Your task: Determine how many lines contain the string "SEÇEN". Respond with that number and nothing more.

* start Exercise input *

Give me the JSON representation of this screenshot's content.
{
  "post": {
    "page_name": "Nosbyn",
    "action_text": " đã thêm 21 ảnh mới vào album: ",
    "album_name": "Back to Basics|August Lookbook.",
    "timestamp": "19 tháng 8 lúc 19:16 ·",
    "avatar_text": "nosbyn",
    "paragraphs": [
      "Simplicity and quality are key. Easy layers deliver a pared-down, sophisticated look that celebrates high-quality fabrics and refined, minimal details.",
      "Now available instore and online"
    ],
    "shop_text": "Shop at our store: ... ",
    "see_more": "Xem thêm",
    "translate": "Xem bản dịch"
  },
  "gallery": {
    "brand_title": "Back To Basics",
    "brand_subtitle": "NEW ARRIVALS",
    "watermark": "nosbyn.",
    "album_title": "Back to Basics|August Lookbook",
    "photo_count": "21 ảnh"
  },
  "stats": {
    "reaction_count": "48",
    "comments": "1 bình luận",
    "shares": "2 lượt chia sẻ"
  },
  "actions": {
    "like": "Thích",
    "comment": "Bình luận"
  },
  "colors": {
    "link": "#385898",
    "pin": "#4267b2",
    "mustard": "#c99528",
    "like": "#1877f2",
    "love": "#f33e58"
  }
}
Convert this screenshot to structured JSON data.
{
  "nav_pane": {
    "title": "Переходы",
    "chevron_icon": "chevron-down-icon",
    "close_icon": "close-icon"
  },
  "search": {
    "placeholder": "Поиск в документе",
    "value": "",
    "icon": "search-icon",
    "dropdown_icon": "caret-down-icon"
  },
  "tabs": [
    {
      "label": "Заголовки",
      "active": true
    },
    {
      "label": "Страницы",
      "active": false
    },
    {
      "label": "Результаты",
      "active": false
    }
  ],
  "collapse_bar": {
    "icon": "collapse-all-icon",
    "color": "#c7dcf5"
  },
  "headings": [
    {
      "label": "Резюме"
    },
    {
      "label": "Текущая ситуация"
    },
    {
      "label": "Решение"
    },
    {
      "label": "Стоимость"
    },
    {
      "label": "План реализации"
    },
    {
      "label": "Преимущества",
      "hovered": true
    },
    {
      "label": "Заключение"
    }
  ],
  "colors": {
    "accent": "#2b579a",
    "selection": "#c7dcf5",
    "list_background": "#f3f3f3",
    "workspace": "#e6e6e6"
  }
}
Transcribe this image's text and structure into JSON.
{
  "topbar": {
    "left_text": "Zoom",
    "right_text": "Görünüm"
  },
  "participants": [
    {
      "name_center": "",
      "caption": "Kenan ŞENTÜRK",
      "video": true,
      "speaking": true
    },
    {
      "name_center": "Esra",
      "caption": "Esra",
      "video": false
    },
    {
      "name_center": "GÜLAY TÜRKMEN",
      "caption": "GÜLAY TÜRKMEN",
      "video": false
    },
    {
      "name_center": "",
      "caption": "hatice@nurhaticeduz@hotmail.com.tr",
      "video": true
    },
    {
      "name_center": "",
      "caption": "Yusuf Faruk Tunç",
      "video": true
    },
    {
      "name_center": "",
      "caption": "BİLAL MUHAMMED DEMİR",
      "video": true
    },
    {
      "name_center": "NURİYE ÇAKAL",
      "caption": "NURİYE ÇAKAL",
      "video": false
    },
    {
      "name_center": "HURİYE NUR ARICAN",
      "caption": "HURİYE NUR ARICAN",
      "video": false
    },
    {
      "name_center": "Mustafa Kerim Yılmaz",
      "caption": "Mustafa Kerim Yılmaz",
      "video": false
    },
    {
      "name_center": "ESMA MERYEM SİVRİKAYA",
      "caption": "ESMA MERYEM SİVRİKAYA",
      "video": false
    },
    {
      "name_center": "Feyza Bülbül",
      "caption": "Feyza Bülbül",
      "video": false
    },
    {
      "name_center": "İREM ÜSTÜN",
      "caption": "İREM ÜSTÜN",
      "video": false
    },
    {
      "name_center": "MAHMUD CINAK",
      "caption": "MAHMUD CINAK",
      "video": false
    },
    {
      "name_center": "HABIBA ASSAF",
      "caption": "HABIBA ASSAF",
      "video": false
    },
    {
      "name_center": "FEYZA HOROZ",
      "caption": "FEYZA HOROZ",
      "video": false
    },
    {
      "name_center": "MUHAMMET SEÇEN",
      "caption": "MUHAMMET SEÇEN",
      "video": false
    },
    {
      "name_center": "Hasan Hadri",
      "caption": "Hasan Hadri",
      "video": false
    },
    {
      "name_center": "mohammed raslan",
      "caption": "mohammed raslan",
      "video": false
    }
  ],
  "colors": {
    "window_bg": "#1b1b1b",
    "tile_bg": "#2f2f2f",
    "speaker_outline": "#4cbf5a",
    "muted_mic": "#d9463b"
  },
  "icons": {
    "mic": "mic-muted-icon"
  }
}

* end Exercise input *

Result: 2